→ **Set exercise**
Whenever a line contains the string "ylabel", copy it out of the entries.

→ **Record set**
----

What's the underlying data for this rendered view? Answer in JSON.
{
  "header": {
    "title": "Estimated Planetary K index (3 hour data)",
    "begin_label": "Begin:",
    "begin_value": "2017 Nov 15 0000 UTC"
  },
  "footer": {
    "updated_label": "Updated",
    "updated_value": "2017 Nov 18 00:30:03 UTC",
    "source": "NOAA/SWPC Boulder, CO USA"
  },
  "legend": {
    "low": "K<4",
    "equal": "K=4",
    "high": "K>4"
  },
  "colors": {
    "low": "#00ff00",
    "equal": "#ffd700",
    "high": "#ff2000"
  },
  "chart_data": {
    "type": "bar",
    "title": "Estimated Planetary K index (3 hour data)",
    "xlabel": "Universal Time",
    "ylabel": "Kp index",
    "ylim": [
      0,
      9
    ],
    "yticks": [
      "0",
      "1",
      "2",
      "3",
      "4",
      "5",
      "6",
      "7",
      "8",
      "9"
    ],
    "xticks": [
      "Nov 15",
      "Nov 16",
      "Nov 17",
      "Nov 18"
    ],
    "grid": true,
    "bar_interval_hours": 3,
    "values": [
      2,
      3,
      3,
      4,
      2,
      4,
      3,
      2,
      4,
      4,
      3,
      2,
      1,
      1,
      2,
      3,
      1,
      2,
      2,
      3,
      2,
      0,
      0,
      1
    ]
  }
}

----

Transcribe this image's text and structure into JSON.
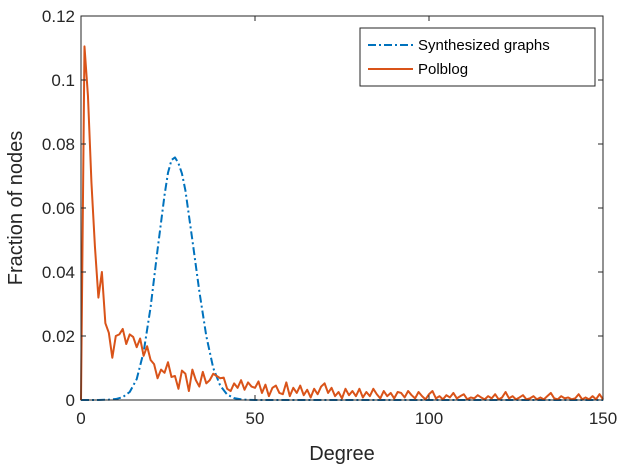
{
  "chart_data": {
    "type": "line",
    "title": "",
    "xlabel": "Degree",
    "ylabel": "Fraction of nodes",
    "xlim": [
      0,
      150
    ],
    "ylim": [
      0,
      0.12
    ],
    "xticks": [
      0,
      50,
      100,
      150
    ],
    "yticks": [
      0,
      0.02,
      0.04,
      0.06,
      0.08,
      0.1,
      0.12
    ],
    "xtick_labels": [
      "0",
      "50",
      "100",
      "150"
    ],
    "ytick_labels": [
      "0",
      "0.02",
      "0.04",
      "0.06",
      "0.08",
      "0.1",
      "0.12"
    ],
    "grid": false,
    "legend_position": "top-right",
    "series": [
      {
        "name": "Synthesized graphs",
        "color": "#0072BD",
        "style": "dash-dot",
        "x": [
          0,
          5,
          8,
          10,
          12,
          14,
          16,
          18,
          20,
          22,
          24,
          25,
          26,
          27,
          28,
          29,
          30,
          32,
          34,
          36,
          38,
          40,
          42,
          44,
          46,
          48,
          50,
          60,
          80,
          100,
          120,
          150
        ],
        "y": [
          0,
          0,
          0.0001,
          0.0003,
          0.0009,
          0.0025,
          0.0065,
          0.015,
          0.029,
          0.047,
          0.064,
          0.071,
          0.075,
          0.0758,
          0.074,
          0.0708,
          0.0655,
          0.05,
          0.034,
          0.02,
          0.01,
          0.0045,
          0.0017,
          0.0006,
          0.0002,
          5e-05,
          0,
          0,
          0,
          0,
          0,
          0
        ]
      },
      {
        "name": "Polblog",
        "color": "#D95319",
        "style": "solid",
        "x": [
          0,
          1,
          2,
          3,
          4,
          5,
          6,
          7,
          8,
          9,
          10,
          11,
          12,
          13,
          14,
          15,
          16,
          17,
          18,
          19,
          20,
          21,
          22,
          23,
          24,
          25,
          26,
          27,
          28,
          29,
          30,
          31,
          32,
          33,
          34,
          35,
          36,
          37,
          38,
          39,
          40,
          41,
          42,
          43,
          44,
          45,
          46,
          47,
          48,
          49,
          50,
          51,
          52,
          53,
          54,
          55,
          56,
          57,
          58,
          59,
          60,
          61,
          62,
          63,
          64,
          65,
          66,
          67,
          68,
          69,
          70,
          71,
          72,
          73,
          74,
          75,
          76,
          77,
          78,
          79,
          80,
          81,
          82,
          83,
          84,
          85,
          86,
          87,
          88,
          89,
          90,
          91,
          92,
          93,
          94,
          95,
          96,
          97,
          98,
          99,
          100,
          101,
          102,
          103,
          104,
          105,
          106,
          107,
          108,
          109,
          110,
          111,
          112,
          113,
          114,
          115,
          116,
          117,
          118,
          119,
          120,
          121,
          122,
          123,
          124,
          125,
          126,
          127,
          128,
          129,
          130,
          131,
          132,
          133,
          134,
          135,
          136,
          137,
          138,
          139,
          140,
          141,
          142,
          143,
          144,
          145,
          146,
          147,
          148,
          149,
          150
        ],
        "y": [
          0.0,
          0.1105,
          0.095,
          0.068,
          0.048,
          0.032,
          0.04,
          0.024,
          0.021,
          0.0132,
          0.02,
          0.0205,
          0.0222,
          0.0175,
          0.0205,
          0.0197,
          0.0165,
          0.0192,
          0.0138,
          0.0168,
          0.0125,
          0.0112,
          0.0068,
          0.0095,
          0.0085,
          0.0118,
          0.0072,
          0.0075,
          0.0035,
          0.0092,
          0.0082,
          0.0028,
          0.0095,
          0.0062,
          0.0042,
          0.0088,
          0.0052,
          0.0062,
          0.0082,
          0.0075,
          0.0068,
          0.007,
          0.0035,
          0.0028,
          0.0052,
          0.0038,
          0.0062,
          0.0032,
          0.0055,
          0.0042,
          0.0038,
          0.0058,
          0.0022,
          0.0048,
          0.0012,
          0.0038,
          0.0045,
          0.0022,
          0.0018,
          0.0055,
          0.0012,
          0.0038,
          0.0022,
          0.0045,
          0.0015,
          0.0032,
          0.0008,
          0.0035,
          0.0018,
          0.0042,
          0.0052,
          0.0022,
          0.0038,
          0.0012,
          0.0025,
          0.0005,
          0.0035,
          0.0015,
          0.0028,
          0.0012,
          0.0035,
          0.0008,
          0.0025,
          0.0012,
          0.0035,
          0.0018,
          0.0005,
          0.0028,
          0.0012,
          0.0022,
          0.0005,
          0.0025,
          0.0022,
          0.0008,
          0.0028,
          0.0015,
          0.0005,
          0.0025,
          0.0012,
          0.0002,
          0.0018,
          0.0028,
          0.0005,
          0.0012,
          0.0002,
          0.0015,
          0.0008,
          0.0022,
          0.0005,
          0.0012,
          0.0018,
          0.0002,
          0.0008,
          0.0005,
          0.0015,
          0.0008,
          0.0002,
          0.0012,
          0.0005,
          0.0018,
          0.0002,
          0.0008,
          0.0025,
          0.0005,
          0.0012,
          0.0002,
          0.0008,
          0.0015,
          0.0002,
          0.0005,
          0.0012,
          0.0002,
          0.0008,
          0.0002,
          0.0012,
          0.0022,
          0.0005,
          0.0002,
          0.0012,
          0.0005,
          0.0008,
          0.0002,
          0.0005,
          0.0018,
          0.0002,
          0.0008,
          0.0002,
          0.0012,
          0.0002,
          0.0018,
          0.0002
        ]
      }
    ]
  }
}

----

→ **Solved problem**
    "ylabel": "Kp index",
    "ylabel": "Fraction of nodes",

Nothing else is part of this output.